### Aim
Every record below should be written out exactly; pictures stay out.

BEGIN

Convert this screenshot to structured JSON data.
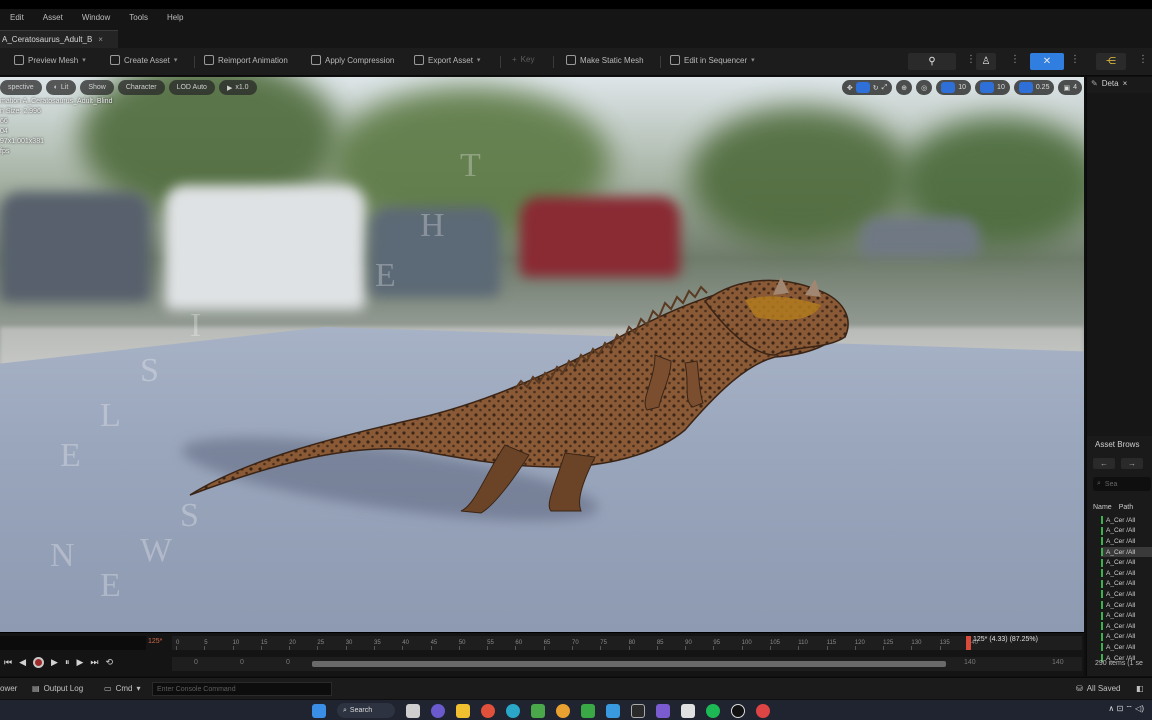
{
  "menu": [
    "Edit",
    "Asset",
    "Window",
    "Tools",
    "Help"
  ],
  "tab": {
    "title": "A_Ceratosaurus_Adult_B",
    "close": "×"
  },
  "toolbar": {
    "preview_mesh": "Preview Mesh",
    "create_asset": "Create Asset",
    "reimport": "Reimport Animation",
    "apply_compression": "Apply Compression",
    "export_asset": "Export Asset",
    "key": "Key",
    "make_static_mesh": "Make Static Mesh",
    "edit_in_sequencer": "Edit in Sequencer"
  },
  "viewport": {
    "pills": [
      "spective",
      "Lit",
      "Show",
      "Character",
      "LOD Auto",
      "x1.0"
    ],
    "hud_lines": [
      "mation A_Ceratosaurus_Adult_Blind",
      "n Size: 2.996",
      "66",
      "04",
      "97x1.001x381",
      "fps"
    ],
    "right_values": [
      "10",
      "0.25",
      "4"
    ],
    "watermark": [
      "T",
      "H",
      "E",
      "I",
      "S",
      "L",
      "E",
      "N",
      "E",
      "W",
      "S"
    ]
  },
  "details": {
    "tab": "Deta",
    "close": "×"
  },
  "asset_browser": {
    "title": "Asset Brows",
    "search_placeholder": "Sea",
    "col_name": "Name",
    "col_path": "Path",
    "rows": [
      "A_Cer /All",
      "A_Cer /All",
      "A_Cer /All",
      "A_Cer /All",
      "A_Cer /All",
      "A_Cer /All",
      "A_Cer /All",
      "A_Cer /All",
      "A_Cer /All",
      "A_Cer /All",
      "A_Cer /All",
      "A_Cer /All",
      "A_Cer /All",
      "A_Cer /All"
    ],
    "selected_index": 3,
    "count": "290 items (1 se"
  },
  "timeline": {
    "frame_badge": "125*",
    "time_label": "125* (4.33) (87.25%)",
    "ticks": [
      "0",
      "5",
      "10",
      "15",
      "20",
      "25",
      "30",
      "35",
      "40",
      "45",
      "50",
      "55",
      "60",
      "65",
      "70",
      "75",
      "80",
      "85",
      "90",
      "95",
      "100",
      "105",
      "110",
      "115",
      "120",
      "125",
      "130",
      "135",
      "140"
    ],
    "track_left": [
      "0",
      "0",
      "0"
    ],
    "track_right": [
      "140",
      "140"
    ]
  },
  "statusbar": {
    "left": "ower",
    "output_log": "Output Log",
    "cmd": "Cmd",
    "console_placeholder": "Enter Console Command",
    "all_saved": "All Saved"
  },
  "taskbar": {
    "search": "Search",
    "tray": "∧  ⊡  ⌔  ◁)"
  }
}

END

### Correct answer
Convert this screenshot to structured JSON data.
{
  "menu": [
    "Edit",
    "Asset",
    "Window",
    "Tools",
    "Help"
  ],
  "tab": {
    "title": "A_Ceratosaurus_Adult_B",
    "close": "×"
  },
  "toolbar": {
    "preview_mesh": "Preview Mesh",
    "create_asset": "Create Asset",
    "reimport": "Reimport Animation",
    "apply_compression": "Apply Compression",
    "export_asset": "Export Asset",
    "key": "Key",
    "make_static_mesh": "Make Static Mesh",
    "edit_in_sequencer": "Edit in Sequencer"
  },
  "viewport": {
    "pills": [
      "spective",
      "Lit",
      "Show",
      "Character",
      "LOD Auto",
      "x1.0"
    ],
    "hud_lines": [
      "mation A_Ceratosaurus_Adult_Blind",
      "n Size: 2.996",
      "66",
      "04",
      "97x1.001x381",
      "fps"
    ],
    "right_values": [
      "10",
      "0.25",
      "4"
    ],
    "watermark": [
      "T",
      "H",
      "E",
      "I",
      "S",
      "L",
      "E",
      "N",
      "E",
      "W",
      "S"
    ]
  },
  "details": {
    "tab": "Deta",
    "close": "×"
  },
  "asset_browser": {
    "title": "Asset Brows",
    "search_placeholder": "Sea",
    "col_name": "Name",
    "col_path": "Path",
    "rows": [
      "A_Cer /All",
      "A_Cer /All",
      "A_Cer /All",
      "A_Cer /All",
      "A_Cer /All",
      "A_Cer /All",
      "A_Cer /All",
      "A_Cer /All",
      "A_Cer /All",
      "A_Cer /All",
      "A_Cer /All",
      "A_Cer /All",
      "A_Cer /All",
      "A_Cer /All"
    ],
    "selected_index": 3,
    "count": "290 items (1 se"
  },
  "timeline": {
    "frame_badge": "125*",
    "time_label": "125* (4.33) (87.25%)",
    "ticks": [
      "0",
      "5",
      "10",
      "15",
      "20",
      "25",
      "30",
      "35",
      "40",
      "45",
      "50",
      "55",
      "60",
      "65",
      "70",
      "75",
      "80",
      "85",
      "90",
      "95",
      "100",
      "105",
      "110",
      "115",
      "120",
      "125",
      "130",
      "135",
      "140"
    ],
    "track_left": [
      "0",
      "0",
      "0"
    ],
    "track_right": [
      "140",
      "140"
    ]
  },
  "statusbar": {
    "left": "ower",
    "output_log": "Output Log",
    "cmd": "Cmd",
    "console_placeholder": "Enter Console Command",
    "all_saved": "All Saved"
  },
  "taskbar": {
    "search": "Search",
    "tray": "∧  ⊡  ⌔  ◁)"
  }
}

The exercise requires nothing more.